- _CHALLENGE_:
Your job is to retype all of the data word for word, leaving every image out.

- _INFORMATION GIVEN_:
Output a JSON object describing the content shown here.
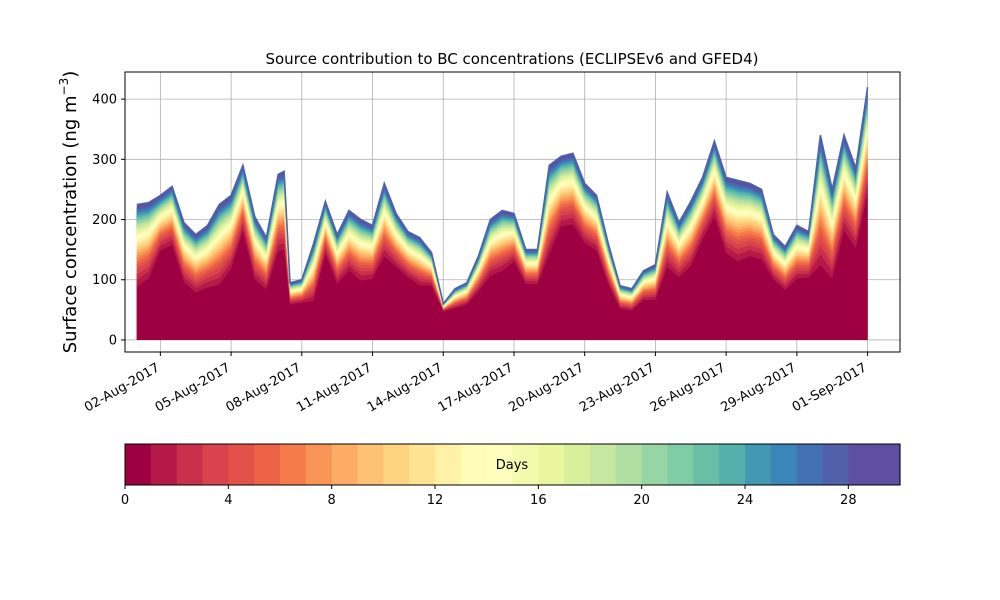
{
  "chart_data": [
    {
      "type": "area",
      "stacked": true,
      "title": "Source contribution to BC concentrations (ECLIPSEv6 and GFED4)",
      "ylabel": "Surface concentration (ng m",
      "ylabel_superscript": "−3",
      "ylabel_close": ")",
      "ylim": [
        -20,
        445
      ],
      "y_ticks": [
        "0",
        "100",
        "200",
        "300",
        "400"
      ],
      "y_tick_values": [
        0,
        100,
        200,
        300,
        400
      ],
      "x_ticks": [
        "02-Aug-2017",
        "05-Aug-2017",
        "08-Aug-2017",
        "11-Aug-2017",
        "14-Aug-2017",
        "17-Aug-2017",
        "20-Aug-2017",
        "23-Aug-2017",
        "26-Aug-2017",
        "29-Aug-2017",
        "01-Sep-2017"
      ],
      "x_tick_dates": [
        "2017-08-02",
        "2017-08-05",
        "2017-08-08",
        "2017-08-11",
        "2017-08-14",
        "2017-08-17",
        "2017-08-20",
        "2017-08-23",
        "2017-08-26",
        "2017-08-29",
        "2017-09-01"
      ],
      "xlim": [
        "2017-07-31T12:00",
        "2017-09-02T09:00"
      ],
      "grid": true,
      "series_layers": 30,
      "total": {
        "x": [
          "2017-08-01T00:00",
          "2017-08-01T12:00",
          "2017-08-02T00:00",
          "2017-08-02T12:00",
          "2017-08-03T00:00",
          "2017-08-03T12:00",
          "2017-08-04T00:00",
          "2017-08-04T12:00",
          "2017-08-05T00:00",
          "2017-08-05T12:00",
          "2017-08-06T00:00",
          "2017-08-06T12:00",
          "2017-08-07T00:00",
          "2017-08-07T06:00",
          "2017-08-07T12:00",
          "2017-08-08T00:00",
          "2017-08-08T12:00",
          "2017-08-09T00:00",
          "2017-08-09T12:00",
          "2017-08-10T00:00",
          "2017-08-10T12:00",
          "2017-08-11T00:00",
          "2017-08-11T12:00",
          "2017-08-12T00:00",
          "2017-08-12T12:00",
          "2017-08-13T00:00",
          "2017-08-13T12:00",
          "2017-08-14T00:00",
          "2017-08-14T12:00",
          "2017-08-15T00:00",
          "2017-08-15T12:00",
          "2017-08-16T00:00",
          "2017-08-16T12:00",
          "2017-08-17T00:00",
          "2017-08-17T12:00",
          "2017-08-18T00:00",
          "2017-08-18T12:00",
          "2017-08-19T00:00",
          "2017-08-19T12:00",
          "2017-08-20T00:00",
          "2017-08-20T12:00",
          "2017-08-21T00:00",
          "2017-08-21T12:00",
          "2017-08-22T00:00",
          "2017-08-22T12:00",
          "2017-08-23T00:00",
          "2017-08-23T12:00",
          "2017-08-24T00:00",
          "2017-08-24T12:00",
          "2017-08-25T00:00",
          "2017-08-25T12:00",
          "2017-08-26T00:00",
          "2017-08-26T12:00",
          "2017-08-27T00:00",
          "2017-08-27T12:00",
          "2017-08-28T00:00",
          "2017-08-28T12:00",
          "2017-08-29T00:00",
          "2017-08-29T12:00",
          "2017-08-30T00:00",
          "2017-08-30T12:00",
          "2017-08-31T00:00",
          "2017-08-31T12:00",
          "2017-09-01T00:00"
        ],
        "y": [
          225,
          228,
          240,
          255,
          195,
          175,
          190,
          225,
          240,
          290,
          205,
          170,
          275,
          280,
          95,
          100,
          160,
          230,
          175,
          215,
          200,
          190,
          260,
          210,
          180,
          170,
          145,
          60,
          85,
          95,
          140,
          200,
          215,
          210,
          150,
          150,
          290,
          305,
          310,
          260,
          240,
          160,
          90,
          85,
          115,
          125,
          245,
          195,
          230,
          270,
          330,
          270,
          265,
          260,
          250,
          175,
          155,
          190,
          180,
          340,
          250,
          340,
          285,
          420
        ]
      },
      "base_fraction": [
        0.28,
        0.35,
        0.55,
        0.55,
        0.4,
        0.35,
        0.36,
        0.3,
        0.4,
        0.55,
        0.4,
        0.4,
        0.45,
        0.45,
        0.55,
        0.55,
        0.3,
        0.55,
        0.45,
        0.45,
        0.4,
        0.45,
        0.45,
        0.5,
        0.5,
        0.45,
        0.55,
        0.75,
        0.55,
        0.55,
        0.5,
        0.45,
        0.45,
        0.55,
        0.55,
        0.55,
        0.4,
        0.55,
        0.55,
        0.55,
        0.55,
        0.5,
        0.5,
        0.5,
        0.5,
        0.45,
        0.4,
        0.45,
        0.45,
        0.55,
        0.55,
        0.45,
        0.4,
        0.45,
        0.45,
        0.5,
        0.45,
        0.45,
        0.5,
        0.25,
        0.3,
        0.45,
        0.45,
        0.5
      ],
      "colorbar": {
        "label": "Days",
        "min": 0,
        "max": 30,
        "ticks": [
          "0",
          "4",
          "8",
          "12",
          "16",
          "20",
          "24",
          "28"
        ],
        "tick_values": [
          0,
          4,
          8,
          12,
          16,
          20,
          24,
          28
        ],
        "colormap": "Spectral",
        "colors": [
          "#9e0142",
          "#b41947",
          "#c9304b",
          "#d8434e",
          "#e25249",
          "#ec6445",
          "#f57b4a",
          "#f99457",
          "#fcac64",
          "#fdc273",
          "#fed481",
          "#fee491",
          "#fff1a7",
          "#fffbb9",
          "#fefebd",
          "#f4faad",
          "#eaf69e",
          "#d9ef9b",
          "#c5e7a0",
          "#b1dfa3",
          "#98d5a4",
          "#80cca5",
          "#69bea8",
          "#55b0ac",
          "#4098b3",
          "#3a86b9",
          "#4471b2",
          "#5061a9",
          "#5e4fa2",
          "#5e4fa2"
        ]
      }
    }
  ]
}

- _EXPECTED ANSWER_:
Output a JSON object describing the content shown here.
{
  "chart_data": [
    {
      "type": "area",
      "stacked": true,
      "title": "Source contribution to BC concentrations (ECLIPSEv6 and GFED4)",
      "ylabel": "Surface concentration (ng m",
      "ylabel_superscript": "−3",
      "ylabel_close": ")",
      "ylim": [
        -20,
        445
      ],
      "y_ticks": [
        "0",
        "100",
        "200",
        "300",
        "400"
      ],
      "y_tick_values": [
        0,
        100,
        200,
        300,
        400
      ],
      "x_ticks": [
        "02-Aug-2017",
        "05-Aug-2017",
        "08-Aug-2017",
        "11-Aug-2017",
        "14-Aug-2017",
        "17-Aug-2017",
        "20-Aug-2017",
        "23-Aug-2017",
        "26-Aug-2017",
        "29-Aug-2017",
        "01-Sep-2017"
      ],
      "x_tick_dates": [
        "2017-08-02",
        "2017-08-05",
        "2017-08-08",
        "2017-08-11",
        "2017-08-14",
        "2017-08-17",
        "2017-08-20",
        "2017-08-23",
        "2017-08-26",
        "2017-08-29",
        "2017-09-01"
      ],
      "xlim": [
        "2017-07-31T12:00",
        "2017-09-02T09:00"
      ],
      "grid": true,
      "series_layers": 30,
      "total": {
        "x": [
          "2017-08-01T00:00",
          "2017-08-01T12:00",
          "2017-08-02T00:00",
          "2017-08-02T12:00",
          "2017-08-03T00:00",
          "2017-08-03T12:00",
          "2017-08-04T00:00",
          "2017-08-04T12:00",
          "2017-08-05T00:00",
          "2017-08-05T12:00",
          "2017-08-06T00:00",
          "2017-08-06T12:00",
          "2017-08-07T00:00",
          "2017-08-07T06:00",
          "2017-08-07T12:00",
          "2017-08-08T00:00",
          "2017-08-08T12:00",
          "2017-08-09T00:00",
          "2017-08-09T12:00",
          "2017-08-10T00:00",
          "2017-08-10T12:00",
          "2017-08-11T00:00",
          "2017-08-11T12:00",
          "2017-08-12T00:00",
          "2017-08-12T12:00",
          "2017-08-13T00:00",
          "2017-08-13T12:00",
          "2017-08-14T00:00",
          "2017-08-14T12:00",
          "2017-08-15T00:00",
          "2017-08-15T12:00",
          "2017-08-16T00:00",
          "2017-08-16T12:00",
          "2017-08-17T00:00",
          "2017-08-17T12:00",
          "2017-08-18T00:00",
          "2017-08-18T12:00",
          "2017-08-19T00:00",
          "2017-08-19T12:00",
          "2017-08-20T00:00",
          "2017-08-20T12:00",
          "2017-08-21T00:00",
          "2017-08-21T12:00",
          "2017-08-22T00:00",
          "2017-08-22T12:00",
          "2017-08-23T00:00",
          "2017-08-23T12:00",
          "2017-08-24T00:00",
          "2017-08-24T12:00",
          "2017-08-25T00:00",
          "2017-08-25T12:00",
          "2017-08-26T00:00",
          "2017-08-26T12:00",
          "2017-08-27T00:00",
          "2017-08-27T12:00",
          "2017-08-28T00:00",
          "2017-08-28T12:00",
          "2017-08-29T00:00",
          "2017-08-29T12:00",
          "2017-08-30T00:00",
          "2017-08-30T12:00",
          "2017-08-31T00:00",
          "2017-08-31T12:00",
          "2017-09-01T00:00"
        ],
        "y": [
          225,
          228,
          240,
          255,
          195,
          175,
          190,
          225,
          240,
          290,
          205,
          170,
          275,
          280,
          95,
          100,
          160,
          230,
          175,
          215,
          200,
          190,
          260,
          210,
          180,
          170,
          145,
          60,
          85,
          95,
          140,
          200,
          215,
          210,
          150,
          150,
          290,
          305,
          310,
          260,
          240,
          160,
          90,
          85,
          115,
          125,
          245,
          195,
          230,
          270,
          330,
          270,
          265,
          260,
          250,
          175,
          155,
          190,
          180,
          340,
          250,
          340,
          285,
          420
        ]
      },
      "base_fraction": [
        0.28,
        0.35,
        0.55,
        0.55,
        0.4,
        0.35,
        0.36,
        0.3,
        0.4,
        0.55,
        0.4,
        0.4,
        0.45,
        0.45,
        0.55,
        0.55,
        0.3,
        0.55,
        0.45,
        0.45,
        0.4,
        0.45,
        0.45,
        0.5,
        0.5,
        0.45,
        0.55,
        0.75,
        0.55,
        0.55,
        0.5,
        0.45,
        0.45,
        0.55,
        0.55,
        0.55,
        0.4,
        0.55,
        0.55,
        0.55,
        0.55,
        0.5,
        0.5,
        0.5,
        0.5,
        0.45,
        0.4,
        0.45,
        0.45,
        0.55,
        0.55,
        0.45,
        0.4,
        0.45,
        0.45,
        0.5,
        0.45,
        0.45,
        0.5,
        0.25,
        0.3,
        0.45,
        0.45,
        0.5
      ],
      "colorbar": {
        "label": "Days",
        "min": 0,
        "max": 30,
        "ticks": [
          "0",
          "4",
          "8",
          "12",
          "16",
          "20",
          "24",
          "28"
        ],
        "tick_values": [
          0,
          4,
          8,
          12,
          16,
          20,
          24,
          28
        ],
        "colormap": "Spectral",
        "colors": [
          "#9e0142",
          "#b41947",
          "#c9304b",
          "#d8434e",
          "#e25249",
          "#ec6445",
          "#f57b4a",
          "#f99457",
          "#fcac64",
          "#fdc273",
          "#fed481",
          "#fee491",
          "#fff1a7",
          "#fffbb9",
          "#fefebd",
          "#f4faad",
          "#eaf69e",
          "#d9ef9b",
          "#c5e7a0",
          "#b1dfa3",
          "#98d5a4",
          "#80cca5",
          "#69bea8",
          "#55b0ac",
          "#4098b3",
          "#3a86b9",
          "#4471b2",
          "#5061a9",
          "#5e4fa2",
          "#5e4fa2"
        ]
      }
    }
  ]
}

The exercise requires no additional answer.